* PROBLEM
Give the data below again exactly as it stands. Omit the pictures.

* GIVEN RECORDS
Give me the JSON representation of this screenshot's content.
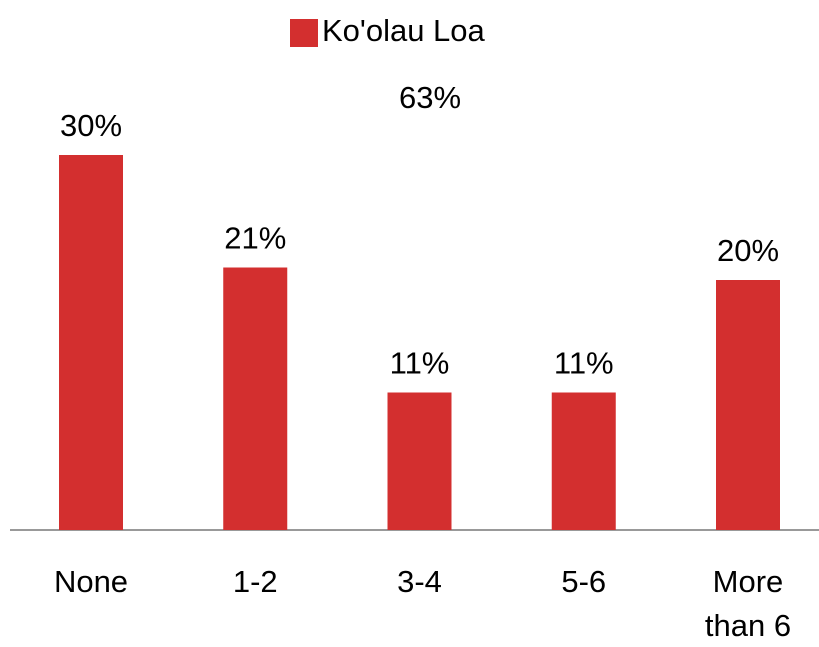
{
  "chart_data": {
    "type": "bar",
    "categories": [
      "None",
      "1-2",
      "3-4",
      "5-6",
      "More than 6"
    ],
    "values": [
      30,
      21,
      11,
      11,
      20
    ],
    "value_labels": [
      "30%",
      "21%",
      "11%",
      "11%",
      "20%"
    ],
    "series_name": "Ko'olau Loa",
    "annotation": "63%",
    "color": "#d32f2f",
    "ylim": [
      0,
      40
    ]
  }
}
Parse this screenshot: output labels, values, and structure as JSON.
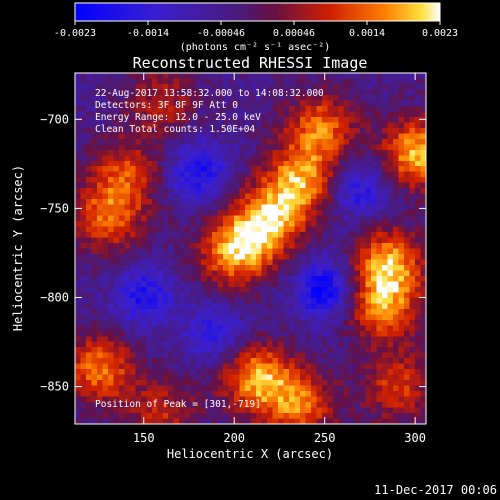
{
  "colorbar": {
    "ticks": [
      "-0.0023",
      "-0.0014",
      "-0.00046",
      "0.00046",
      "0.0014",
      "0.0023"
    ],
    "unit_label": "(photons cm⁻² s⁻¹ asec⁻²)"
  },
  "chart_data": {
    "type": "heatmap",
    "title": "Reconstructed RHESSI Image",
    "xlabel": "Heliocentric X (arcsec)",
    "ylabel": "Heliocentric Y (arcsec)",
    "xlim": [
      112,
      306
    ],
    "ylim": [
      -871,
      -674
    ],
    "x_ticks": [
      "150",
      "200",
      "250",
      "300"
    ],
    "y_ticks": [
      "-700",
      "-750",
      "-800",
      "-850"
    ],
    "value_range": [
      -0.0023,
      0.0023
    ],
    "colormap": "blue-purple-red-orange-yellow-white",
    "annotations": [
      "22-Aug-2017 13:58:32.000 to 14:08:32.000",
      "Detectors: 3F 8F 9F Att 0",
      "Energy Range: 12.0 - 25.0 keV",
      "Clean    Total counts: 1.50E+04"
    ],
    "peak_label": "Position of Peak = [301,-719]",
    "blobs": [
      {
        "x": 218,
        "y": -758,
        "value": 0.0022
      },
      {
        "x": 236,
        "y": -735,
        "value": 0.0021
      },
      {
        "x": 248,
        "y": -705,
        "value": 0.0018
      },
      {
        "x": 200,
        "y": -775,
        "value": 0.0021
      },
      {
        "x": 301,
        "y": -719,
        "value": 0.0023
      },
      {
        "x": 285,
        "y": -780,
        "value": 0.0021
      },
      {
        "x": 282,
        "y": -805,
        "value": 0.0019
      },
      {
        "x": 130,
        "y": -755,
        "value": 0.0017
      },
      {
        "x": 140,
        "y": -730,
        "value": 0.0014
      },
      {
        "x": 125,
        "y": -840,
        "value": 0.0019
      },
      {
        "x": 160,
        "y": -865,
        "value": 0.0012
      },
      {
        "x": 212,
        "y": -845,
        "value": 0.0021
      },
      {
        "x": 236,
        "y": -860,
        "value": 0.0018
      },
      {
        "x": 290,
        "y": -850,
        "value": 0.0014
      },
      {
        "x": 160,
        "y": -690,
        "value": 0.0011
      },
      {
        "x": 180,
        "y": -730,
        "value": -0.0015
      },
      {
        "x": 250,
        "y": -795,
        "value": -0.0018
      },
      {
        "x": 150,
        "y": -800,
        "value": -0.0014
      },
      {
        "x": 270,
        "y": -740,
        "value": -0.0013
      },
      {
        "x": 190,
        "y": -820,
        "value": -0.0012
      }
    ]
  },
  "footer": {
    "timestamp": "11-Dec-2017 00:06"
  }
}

* ANSWER TO THE EXERCISE
Give me the JSON representation of this screenshot's content.
{
  "chart_data": {
    "type": "bar",
    "categories": [
      "None",
      "1-2",
      "3-4",
      "5-6",
      "More than 6"
    ],
    "values": [
      30,
      21,
      11,
      11,
      20
    ],
    "value_labels": [
      "30%",
      "21%",
      "11%",
      "11%",
      "20%"
    ],
    "series_name": "Ko'olau Loa",
    "annotation": "63%",
    "color": "#d32f2f",
    "ylim": [
      0,
      40
    ]
  }
}
Parse this screenshot: output labels, values, and structure as JSON.
{
  "colorbar": {
    "ticks": [
      "-0.0023",
      "-0.0014",
      "-0.00046",
      "0.00046",
      "0.0014",
      "0.0023"
    ],
    "unit_label": "(photons cm⁻² s⁻¹ asec⁻²)"
  },
  "chart_data": {
    "type": "heatmap",
    "title": "Reconstructed RHESSI Image",
    "xlabel": "Heliocentric X (arcsec)",
    "ylabel": "Heliocentric Y (arcsec)",
    "xlim": [
      112,
      306
    ],
    "ylim": [
      -871,
      -674
    ],
    "x_ticks": [
      "150",
      "200",
      "250",
      "300"
    ],
    "y_ticks": [
      "-700",
      "-750",
      "-800",
      "-850"
    ],
    "value_range": [
      -0.0023,
      0.0023
    ],
    "colormap": "blue-purple-red-orange-yellow-white",
    "annotations": [
      "22-Aug-2017 13:58:32.000 to 14:08:32.000",
      "Detectors: 3F 8F 9F Att 0",
      "Energy Range: 12.0 - 25.0 keV",
      "Clean    Total counts: 1.50E+04"
    ],
    "peak_label": "Position of Peak = [301,-719]",
    "blobs": [
      {
        "x": 218,
        "y": -758,
        "value": 0.0022
      },
      {
        "x": 236,
        "y": -735,
        "value": 0.0021
      },
      {
        "x": 248,
        "y": -705,
        "value": 0.0018
      },
      {
        "x": 200,
        "y": -775,
        "value": 0.0021
      },
      {
        "x": 301,
        "y": -719,
        "value": 0.0023
      },
      {
        "x": 285,
        "y": -780,
        "value": 0.0021
      },
      {
        "x": 282,
        "y": -805,
        "value": 0.0019
      },
      {
        "x": 130,
        "y": -755,
        "value": 0.0017
      },
      {
        "x": 140,
        "y": -730,
        "value": 0.0014
      },
      {
        "x": 125,
        "y": -840,
        "value": 0.0019
      },
      {
        "x": 160,
        "y": -865,
        "value": 0.0012
      },
      {
        "x": 212,
        "y": -845,
        "value": 0.0021
      },
      {
        "x": 236,
        "y": -860,
        "value": 0.0018
      },
      {
        "x": 290,
        "y": -850,
        "value": 0.0014
      },
      {
        "x": 160,
        "y": -690,
        "value": 0.0011
      },
      {
        "x": 180,
        "y": -730,
        "value": -0.0015
      },
      {
        "x": 250,
        "y": -795,
        "value": -0.0018
      },
      {
        "x": 150,
        "y": -800,
        "value": -0.0014
      },
      {
        "x": 270,
        "y": -740,
        "value": -0.0013
      },
      {
        "x": 190,
        "y": -820,
        "value": -0.0012
      }
    ]
  },
  "footer": {
    "timestamp": "11-Dec-2017 00:06"
  }
}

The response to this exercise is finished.